::: Entries

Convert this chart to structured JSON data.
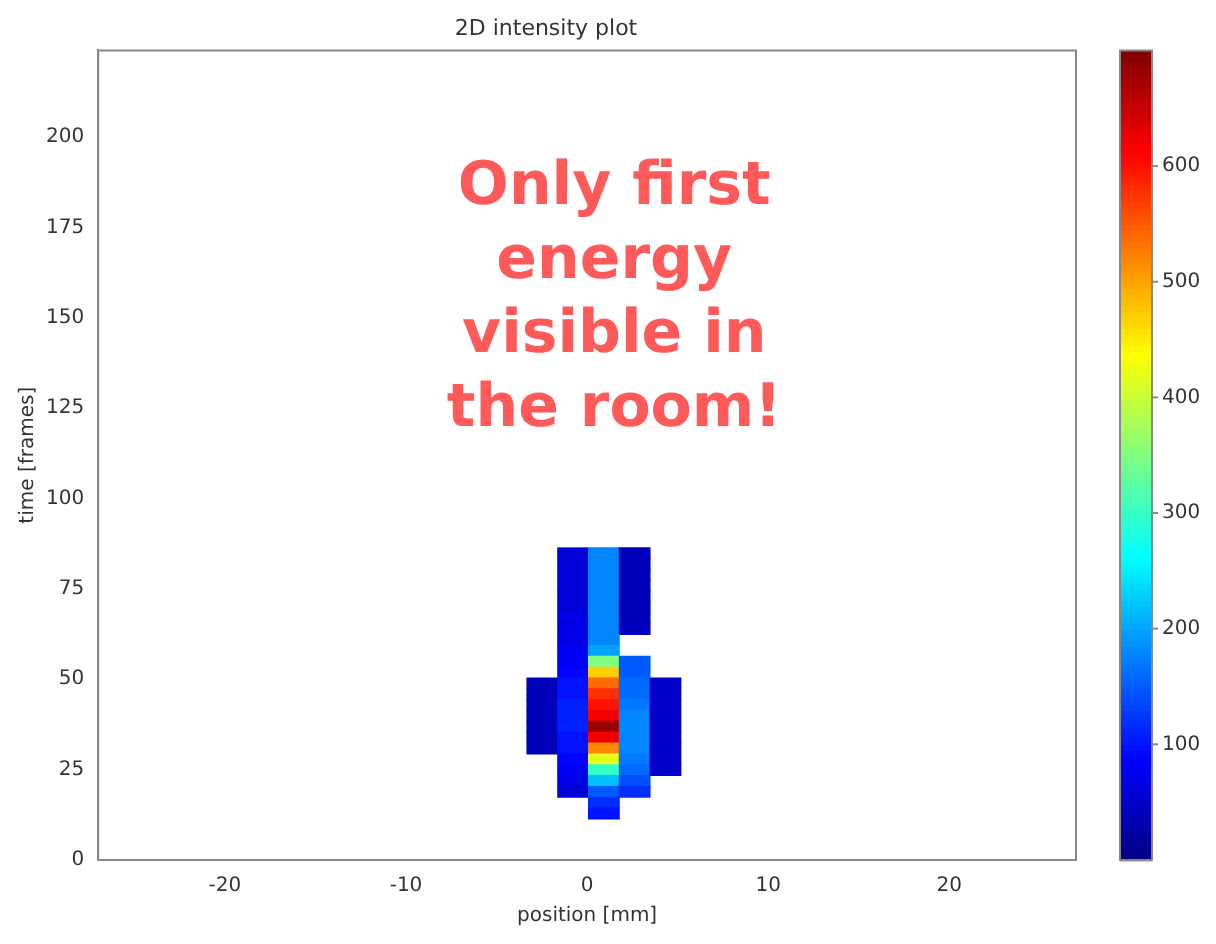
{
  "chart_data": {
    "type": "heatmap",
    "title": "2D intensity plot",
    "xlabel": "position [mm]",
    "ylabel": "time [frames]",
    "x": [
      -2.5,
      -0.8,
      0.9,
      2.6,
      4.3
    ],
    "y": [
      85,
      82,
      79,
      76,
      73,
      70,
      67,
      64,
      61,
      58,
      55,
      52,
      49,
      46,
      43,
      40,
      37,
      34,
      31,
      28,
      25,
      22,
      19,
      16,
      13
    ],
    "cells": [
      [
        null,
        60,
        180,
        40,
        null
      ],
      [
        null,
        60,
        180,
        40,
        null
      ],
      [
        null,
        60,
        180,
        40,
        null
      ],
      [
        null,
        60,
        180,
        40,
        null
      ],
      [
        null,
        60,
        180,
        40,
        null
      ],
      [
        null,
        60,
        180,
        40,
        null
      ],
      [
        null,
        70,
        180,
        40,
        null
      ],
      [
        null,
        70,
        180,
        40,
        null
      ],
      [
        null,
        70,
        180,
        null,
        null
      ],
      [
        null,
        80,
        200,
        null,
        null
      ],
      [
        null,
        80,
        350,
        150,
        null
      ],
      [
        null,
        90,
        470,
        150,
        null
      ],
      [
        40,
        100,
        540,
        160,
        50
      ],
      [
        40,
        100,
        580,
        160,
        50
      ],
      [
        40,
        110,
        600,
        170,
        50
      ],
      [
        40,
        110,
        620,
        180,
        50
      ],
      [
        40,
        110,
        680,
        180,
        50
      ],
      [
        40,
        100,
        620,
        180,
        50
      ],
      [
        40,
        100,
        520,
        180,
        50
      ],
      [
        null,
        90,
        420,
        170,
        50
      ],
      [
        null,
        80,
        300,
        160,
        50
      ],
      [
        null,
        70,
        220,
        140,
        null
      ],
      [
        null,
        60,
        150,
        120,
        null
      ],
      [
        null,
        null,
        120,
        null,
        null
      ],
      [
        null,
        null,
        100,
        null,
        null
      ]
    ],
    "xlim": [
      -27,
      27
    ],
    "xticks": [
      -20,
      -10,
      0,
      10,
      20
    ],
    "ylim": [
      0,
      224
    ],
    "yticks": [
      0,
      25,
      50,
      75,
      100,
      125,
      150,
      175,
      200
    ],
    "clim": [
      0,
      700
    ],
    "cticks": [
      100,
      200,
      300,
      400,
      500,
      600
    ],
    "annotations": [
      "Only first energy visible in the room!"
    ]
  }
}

::::::
::: Entries

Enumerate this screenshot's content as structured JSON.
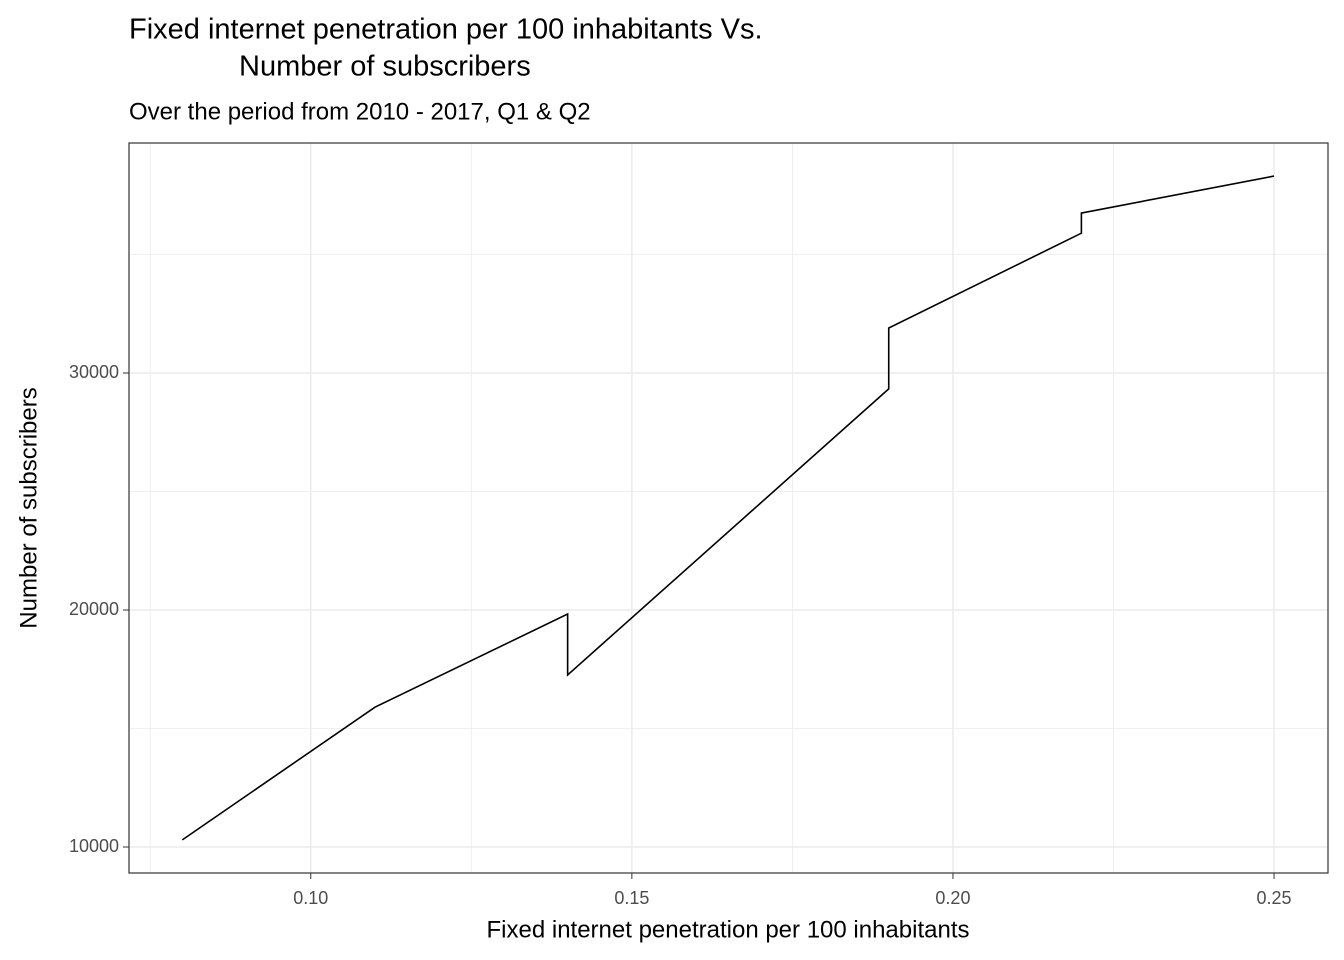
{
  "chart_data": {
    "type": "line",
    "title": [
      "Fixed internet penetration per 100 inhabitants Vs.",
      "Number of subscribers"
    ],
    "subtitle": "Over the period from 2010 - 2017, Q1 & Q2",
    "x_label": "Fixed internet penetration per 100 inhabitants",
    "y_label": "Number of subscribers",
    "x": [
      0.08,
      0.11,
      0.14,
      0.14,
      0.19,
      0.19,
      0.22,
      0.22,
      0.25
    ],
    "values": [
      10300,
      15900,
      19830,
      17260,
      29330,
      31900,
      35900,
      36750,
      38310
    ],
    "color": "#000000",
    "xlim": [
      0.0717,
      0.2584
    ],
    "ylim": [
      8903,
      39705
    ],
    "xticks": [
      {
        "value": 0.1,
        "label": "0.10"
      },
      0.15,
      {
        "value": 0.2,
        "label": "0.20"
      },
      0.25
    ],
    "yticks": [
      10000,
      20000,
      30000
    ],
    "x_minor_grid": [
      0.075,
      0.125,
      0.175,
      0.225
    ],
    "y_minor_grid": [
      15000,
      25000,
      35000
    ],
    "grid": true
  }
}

::::::

* **Exercise objective**
Using the listing above, gather each line that holds the string "penetration" and copy it.

* **Output below**
      "Fixed internet penetration per 100 inhabitants Vs.",
    "x_label": "Fixed internet penetration per 100 inhabitants",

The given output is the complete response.